WHAT THIS TASK INVOLVES: Identify all lines below that hold "extending" and collect them.
+--
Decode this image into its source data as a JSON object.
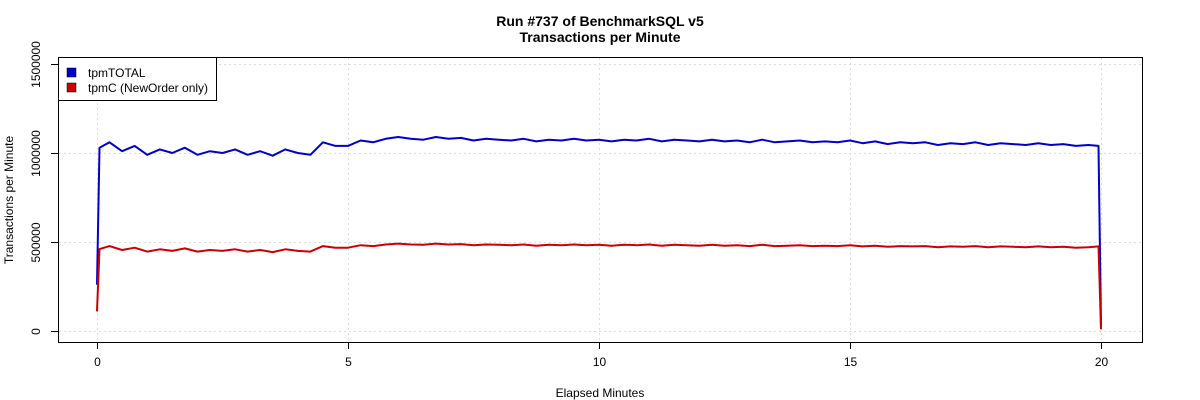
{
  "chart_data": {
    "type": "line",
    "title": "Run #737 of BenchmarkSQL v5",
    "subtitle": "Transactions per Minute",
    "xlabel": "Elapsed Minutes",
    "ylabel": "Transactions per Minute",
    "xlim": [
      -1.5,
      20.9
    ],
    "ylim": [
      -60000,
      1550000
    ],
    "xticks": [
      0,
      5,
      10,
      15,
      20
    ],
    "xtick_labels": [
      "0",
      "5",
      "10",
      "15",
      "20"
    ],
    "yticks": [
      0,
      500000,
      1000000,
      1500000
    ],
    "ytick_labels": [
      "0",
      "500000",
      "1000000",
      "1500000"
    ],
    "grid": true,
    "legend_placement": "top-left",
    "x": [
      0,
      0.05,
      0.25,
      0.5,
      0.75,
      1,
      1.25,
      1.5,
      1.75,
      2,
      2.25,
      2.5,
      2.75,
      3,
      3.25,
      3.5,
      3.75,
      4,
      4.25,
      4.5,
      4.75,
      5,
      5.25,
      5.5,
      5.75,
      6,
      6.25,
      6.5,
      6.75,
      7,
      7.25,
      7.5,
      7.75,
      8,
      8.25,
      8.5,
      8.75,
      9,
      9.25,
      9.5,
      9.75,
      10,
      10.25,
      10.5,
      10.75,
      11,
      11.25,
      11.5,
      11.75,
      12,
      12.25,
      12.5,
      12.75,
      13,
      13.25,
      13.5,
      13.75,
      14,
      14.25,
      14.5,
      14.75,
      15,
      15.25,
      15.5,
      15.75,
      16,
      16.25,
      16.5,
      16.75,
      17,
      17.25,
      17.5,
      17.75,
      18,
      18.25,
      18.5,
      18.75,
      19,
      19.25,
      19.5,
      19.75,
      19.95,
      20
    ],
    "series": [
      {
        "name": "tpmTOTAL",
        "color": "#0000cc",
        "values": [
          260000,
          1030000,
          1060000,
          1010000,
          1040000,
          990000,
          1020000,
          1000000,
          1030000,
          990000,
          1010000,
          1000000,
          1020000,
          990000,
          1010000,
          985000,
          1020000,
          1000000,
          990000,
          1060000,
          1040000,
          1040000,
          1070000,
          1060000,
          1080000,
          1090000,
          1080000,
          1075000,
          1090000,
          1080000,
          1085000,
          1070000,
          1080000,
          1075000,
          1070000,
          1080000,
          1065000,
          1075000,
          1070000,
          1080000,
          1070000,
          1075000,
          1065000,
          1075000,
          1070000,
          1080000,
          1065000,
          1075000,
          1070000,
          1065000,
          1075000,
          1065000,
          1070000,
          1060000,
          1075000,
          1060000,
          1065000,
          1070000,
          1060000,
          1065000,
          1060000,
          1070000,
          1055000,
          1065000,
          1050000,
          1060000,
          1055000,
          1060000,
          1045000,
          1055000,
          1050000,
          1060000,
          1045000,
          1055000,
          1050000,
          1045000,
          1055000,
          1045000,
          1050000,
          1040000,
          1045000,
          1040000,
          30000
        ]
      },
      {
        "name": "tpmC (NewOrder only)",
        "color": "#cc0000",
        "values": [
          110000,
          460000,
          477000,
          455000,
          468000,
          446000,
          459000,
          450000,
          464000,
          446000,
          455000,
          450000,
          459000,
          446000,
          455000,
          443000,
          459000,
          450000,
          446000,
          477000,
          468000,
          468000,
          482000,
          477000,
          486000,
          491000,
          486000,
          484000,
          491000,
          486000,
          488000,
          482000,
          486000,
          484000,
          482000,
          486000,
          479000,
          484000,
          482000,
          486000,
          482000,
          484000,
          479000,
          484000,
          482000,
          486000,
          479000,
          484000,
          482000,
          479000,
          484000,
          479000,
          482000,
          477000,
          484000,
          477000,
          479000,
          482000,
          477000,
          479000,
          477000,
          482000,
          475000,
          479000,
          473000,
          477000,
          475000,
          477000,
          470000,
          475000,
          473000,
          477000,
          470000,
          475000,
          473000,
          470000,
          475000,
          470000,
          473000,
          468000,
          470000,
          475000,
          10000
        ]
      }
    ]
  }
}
+--
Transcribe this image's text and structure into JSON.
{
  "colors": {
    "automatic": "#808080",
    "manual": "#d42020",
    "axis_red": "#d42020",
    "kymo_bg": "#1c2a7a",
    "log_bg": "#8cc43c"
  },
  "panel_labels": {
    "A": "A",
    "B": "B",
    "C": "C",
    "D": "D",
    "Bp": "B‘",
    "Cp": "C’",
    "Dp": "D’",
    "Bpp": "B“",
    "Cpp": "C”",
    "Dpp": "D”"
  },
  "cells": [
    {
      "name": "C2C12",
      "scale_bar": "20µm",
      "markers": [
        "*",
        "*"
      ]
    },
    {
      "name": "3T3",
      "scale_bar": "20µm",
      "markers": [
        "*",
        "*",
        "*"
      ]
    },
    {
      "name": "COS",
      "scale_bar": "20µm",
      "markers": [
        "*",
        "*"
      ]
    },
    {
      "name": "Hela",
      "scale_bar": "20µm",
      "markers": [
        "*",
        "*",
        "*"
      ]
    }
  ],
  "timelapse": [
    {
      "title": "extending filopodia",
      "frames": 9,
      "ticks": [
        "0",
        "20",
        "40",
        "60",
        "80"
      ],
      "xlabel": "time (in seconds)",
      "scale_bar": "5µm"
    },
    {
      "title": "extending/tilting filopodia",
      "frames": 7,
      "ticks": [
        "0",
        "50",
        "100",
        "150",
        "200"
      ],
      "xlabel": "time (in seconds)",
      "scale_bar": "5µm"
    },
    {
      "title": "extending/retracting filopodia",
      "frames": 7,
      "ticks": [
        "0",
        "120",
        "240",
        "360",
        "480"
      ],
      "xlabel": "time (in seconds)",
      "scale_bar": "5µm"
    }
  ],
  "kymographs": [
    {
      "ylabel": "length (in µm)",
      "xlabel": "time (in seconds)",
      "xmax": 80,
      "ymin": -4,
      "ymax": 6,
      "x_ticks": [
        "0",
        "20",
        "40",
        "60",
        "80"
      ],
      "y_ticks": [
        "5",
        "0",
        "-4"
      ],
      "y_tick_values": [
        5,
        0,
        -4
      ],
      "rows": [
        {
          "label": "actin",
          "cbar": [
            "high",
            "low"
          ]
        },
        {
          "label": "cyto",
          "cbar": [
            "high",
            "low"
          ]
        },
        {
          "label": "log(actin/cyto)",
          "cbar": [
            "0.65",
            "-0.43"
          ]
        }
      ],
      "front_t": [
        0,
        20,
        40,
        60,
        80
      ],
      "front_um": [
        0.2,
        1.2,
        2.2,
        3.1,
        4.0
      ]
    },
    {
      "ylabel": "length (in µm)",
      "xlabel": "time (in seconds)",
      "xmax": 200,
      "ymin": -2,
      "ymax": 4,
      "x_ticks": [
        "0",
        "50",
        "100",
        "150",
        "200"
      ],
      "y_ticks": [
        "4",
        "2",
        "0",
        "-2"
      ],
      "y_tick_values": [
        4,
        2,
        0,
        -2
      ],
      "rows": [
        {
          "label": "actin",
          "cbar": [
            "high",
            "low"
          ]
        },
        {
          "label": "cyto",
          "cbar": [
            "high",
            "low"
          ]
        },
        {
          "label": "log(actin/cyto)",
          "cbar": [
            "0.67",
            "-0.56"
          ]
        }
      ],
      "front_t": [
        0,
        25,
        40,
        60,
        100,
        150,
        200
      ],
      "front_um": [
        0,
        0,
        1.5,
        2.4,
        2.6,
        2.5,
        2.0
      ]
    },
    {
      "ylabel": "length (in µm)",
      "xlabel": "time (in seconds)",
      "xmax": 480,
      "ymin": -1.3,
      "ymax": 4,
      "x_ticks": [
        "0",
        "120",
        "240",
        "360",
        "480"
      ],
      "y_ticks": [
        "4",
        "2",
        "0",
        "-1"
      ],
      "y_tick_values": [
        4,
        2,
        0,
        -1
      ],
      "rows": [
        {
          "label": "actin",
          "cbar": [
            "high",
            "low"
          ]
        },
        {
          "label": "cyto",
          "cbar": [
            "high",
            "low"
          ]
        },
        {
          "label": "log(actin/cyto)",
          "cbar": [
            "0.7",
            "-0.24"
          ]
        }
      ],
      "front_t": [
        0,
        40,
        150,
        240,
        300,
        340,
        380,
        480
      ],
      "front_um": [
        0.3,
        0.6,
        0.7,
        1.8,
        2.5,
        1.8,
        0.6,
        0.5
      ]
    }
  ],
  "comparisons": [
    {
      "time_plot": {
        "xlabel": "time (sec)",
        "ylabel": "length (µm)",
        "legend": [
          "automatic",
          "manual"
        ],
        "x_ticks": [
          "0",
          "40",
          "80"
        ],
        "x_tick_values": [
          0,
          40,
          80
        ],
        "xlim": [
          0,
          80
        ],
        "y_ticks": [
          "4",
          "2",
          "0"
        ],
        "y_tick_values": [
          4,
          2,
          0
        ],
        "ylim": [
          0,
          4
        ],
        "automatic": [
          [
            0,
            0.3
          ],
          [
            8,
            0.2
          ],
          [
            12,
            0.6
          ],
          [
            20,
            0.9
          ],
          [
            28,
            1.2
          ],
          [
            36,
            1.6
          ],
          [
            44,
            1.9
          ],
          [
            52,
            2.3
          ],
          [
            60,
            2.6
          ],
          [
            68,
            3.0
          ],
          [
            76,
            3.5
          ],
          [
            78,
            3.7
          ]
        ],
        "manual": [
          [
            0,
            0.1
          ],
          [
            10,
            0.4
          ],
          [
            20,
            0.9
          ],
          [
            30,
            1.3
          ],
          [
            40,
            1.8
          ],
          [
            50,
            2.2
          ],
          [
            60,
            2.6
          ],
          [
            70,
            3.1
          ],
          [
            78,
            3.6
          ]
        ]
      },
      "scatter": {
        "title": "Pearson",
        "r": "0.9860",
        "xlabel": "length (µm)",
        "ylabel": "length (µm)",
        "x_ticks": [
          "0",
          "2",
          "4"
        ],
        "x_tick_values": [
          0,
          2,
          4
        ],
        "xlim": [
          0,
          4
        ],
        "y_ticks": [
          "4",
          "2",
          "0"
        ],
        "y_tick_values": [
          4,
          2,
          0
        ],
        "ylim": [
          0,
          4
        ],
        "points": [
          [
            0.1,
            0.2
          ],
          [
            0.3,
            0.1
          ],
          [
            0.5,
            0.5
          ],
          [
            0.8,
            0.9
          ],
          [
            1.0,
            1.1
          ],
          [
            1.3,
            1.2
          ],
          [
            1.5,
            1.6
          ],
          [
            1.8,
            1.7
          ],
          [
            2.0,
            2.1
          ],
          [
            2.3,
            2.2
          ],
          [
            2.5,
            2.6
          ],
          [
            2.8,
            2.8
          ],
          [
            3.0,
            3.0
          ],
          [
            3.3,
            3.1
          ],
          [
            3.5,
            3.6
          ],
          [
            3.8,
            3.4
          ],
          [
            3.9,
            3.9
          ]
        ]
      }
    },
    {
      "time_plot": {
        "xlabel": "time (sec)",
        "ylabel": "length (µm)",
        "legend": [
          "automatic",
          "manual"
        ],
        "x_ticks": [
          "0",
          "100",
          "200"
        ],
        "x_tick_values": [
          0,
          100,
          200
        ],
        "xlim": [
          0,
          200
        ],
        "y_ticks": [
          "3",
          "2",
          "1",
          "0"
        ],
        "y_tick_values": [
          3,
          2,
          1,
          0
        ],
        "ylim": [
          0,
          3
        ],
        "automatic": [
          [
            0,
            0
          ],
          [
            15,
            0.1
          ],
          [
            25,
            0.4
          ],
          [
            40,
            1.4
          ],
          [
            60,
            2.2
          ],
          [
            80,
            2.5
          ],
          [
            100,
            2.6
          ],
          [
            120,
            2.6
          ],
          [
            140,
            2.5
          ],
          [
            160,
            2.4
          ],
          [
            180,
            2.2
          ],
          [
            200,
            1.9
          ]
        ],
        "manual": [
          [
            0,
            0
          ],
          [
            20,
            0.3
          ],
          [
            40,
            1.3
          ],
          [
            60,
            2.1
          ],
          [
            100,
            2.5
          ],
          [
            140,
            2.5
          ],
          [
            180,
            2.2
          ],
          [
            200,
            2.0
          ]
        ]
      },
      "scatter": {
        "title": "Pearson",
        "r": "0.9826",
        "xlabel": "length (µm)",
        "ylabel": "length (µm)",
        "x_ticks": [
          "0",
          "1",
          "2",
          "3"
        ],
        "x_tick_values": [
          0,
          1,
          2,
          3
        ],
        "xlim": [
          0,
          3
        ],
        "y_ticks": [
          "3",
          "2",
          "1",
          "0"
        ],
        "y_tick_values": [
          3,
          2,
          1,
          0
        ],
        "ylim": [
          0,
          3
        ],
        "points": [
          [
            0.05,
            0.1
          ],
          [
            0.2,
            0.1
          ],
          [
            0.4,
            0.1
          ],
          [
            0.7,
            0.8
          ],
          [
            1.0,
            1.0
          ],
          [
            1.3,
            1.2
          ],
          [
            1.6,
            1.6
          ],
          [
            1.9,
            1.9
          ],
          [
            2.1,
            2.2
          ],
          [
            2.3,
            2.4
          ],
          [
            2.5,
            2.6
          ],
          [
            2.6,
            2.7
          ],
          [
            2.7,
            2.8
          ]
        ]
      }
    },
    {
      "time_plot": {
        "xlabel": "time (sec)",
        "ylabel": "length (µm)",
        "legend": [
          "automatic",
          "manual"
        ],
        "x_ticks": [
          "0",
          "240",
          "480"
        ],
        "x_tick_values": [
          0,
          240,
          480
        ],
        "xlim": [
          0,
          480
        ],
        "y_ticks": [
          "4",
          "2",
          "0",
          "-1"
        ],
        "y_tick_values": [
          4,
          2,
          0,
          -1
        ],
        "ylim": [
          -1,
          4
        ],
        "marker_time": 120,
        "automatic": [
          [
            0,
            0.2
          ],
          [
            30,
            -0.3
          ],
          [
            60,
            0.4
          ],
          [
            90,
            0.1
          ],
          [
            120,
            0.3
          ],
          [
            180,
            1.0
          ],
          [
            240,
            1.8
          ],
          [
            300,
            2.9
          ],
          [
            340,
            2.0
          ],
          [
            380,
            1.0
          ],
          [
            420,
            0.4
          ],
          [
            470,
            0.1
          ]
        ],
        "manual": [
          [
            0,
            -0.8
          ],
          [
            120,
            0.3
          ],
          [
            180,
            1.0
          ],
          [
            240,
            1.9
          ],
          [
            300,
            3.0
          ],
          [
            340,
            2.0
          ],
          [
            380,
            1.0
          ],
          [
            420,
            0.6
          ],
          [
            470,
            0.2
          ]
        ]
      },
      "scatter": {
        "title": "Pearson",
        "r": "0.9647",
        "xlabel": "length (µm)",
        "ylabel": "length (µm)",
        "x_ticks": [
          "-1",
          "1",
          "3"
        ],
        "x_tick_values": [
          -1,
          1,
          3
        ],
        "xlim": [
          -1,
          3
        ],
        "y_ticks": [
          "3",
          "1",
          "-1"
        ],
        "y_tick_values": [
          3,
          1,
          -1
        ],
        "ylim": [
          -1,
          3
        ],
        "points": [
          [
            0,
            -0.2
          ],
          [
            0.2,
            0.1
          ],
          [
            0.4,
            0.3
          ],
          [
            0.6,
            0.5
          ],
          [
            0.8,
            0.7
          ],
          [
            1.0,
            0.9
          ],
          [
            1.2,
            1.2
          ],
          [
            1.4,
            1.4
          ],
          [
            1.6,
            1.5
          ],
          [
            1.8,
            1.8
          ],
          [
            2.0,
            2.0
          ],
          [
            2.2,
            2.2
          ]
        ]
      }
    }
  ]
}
+--
SOLUTION FOR THIS PROBLEM:
      "title": "extending filopodia",
      "title": "extending/tilting filopodia",
      "title": "extending/retracting filopodia",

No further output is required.